[BEGIN]

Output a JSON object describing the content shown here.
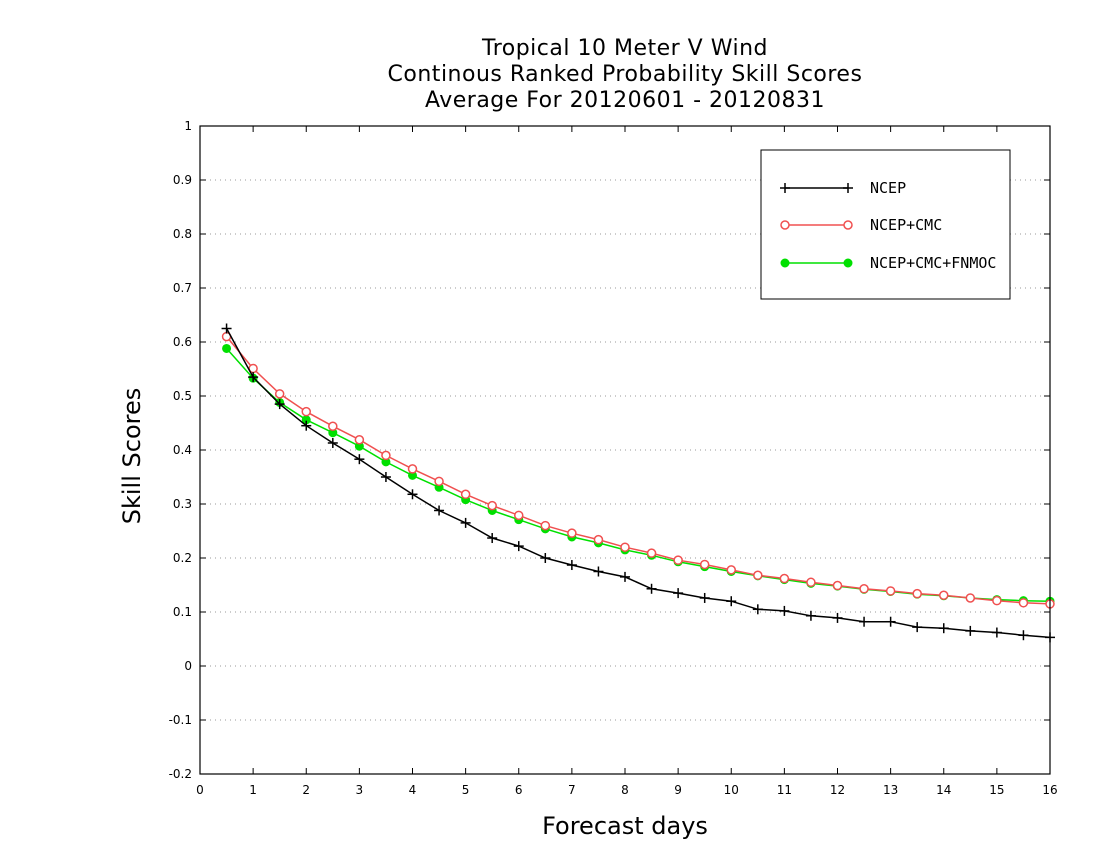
{
  "chart_data": {
    "type": "line",
    "title": "Tropical 10 Meter V Wind",
    "subtitle": "Continous Ranked Probability Skill Scores",
    "subtitle2": "Average For 20120601 - 20120831",
    "xlabel": "Forecast days",
    "ylabel": "Skill Scores",
    "xlim": [
      0,
      16
    ],
    "ylim": [
      -0.2,
      1
    ],
    "xticks": [
      "0",
      "1",
      "2",
      "3",
      "4",
      "5",
      "6",
      "7",
      "8",
      "9",
      "10",
      "11",
      "12",
      "13",
      "14",
      "15",
      "16"
    ],
    "yticks": [
      "-0.2",
      "-0.1",
      "0",
      "0.1",
      "0.2",
      "0.3",
      "0.4",
      "0.5",
      "0.6",
      "0.7",
      "0.8",
      "0.9",
      "1"
    ],
    "grid": "horizontal dotted",
    "legend_position": "top-right",
    "x": [
      0.5,
      1,
      1.5,
      2,
      2.5,
      3,
      3.5,
      4,
      4.5,
      5,
      5.5,
      6,
      6.5,
      7,
      7.5,
      8,
      8.5,
      9,
      9.5,
      10,
      10.5,
      11,
      11.5,
      12,
      12.5,
      13,
      13.5,
      14,
      14.5,
      15,
      15.5,
      16
    ],
    "series": [
      {
        "name": "NCEP",
        "color": "#000000",
        "marker": "plus",
        "values": [
          0.625,
          0.535,
          0.485,
          0.445,
          0.413,
          0.383,
          0.35,
          0.318,
          0.288,
          0.265,
          0.237,
          0.222,
          0.2,
          0.187,
          0.175,
          0.165,
          0.143,
          0.135,
          0.126,
          0.12,
          0.105,
          0.102,
          0.093,
          0.089,
          0.082,
          0.082,
          0.072,
          0.07,
          0.065,
          0.062,
          0.057,
          0.053
        ]
      },
      {
        "name": "NCEP+CMC",
        "color": "#f05050",
        "marker": "open-circle",
        "values": [
          0.61,
          0.551,
          0.504,
          0.471,
          0.444,
          0.419,
          0.39,
          0.365,
          0.342,
          0.318,
          0.297,
          0.279,
          0.26,
          0.246,
          0.234,
          0.22,
          0.209,
          0.196,
          0.188,
          0.178,
          0.168,
          0.162,
          0.155,
          0.149,
          0.143,
          0.139,
          0.134,
          0.131,
          0.126,
          0.121,
          0.117,
          0.115
        ]
      },
      {
        "name": "NCEP+CMC+FNMOC",
        "color": "#00e000",
        "marker": "filled-circle",
        "values": [
          0.588,
          0.533,
          0.488,
          0.456,
          0.432,
          0.407,
          0.378,
          0.353,
          0.331,
          0.308,
          0.288,
          0.271,
          0.254,
          0.239,
          0.228,
          0.215,
          0.205,
          0.193,
          0.184,
          0.175,
          0.167,
          0.16,
          0.153,
          0.148,
          0.142,
          0.138,
          0.133,
          0.13,
          0.126,
          0.123,
          0.121,
          0.12
        ]
      }
    ]
  }
}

[END]

**TASK DESCRIPTION**
Show every line in the entries where the string "color" occurs.

**FINISHED EXERCISE**
        "color": "#000000",
        "color": "#f05050",
        "color": "#00e000",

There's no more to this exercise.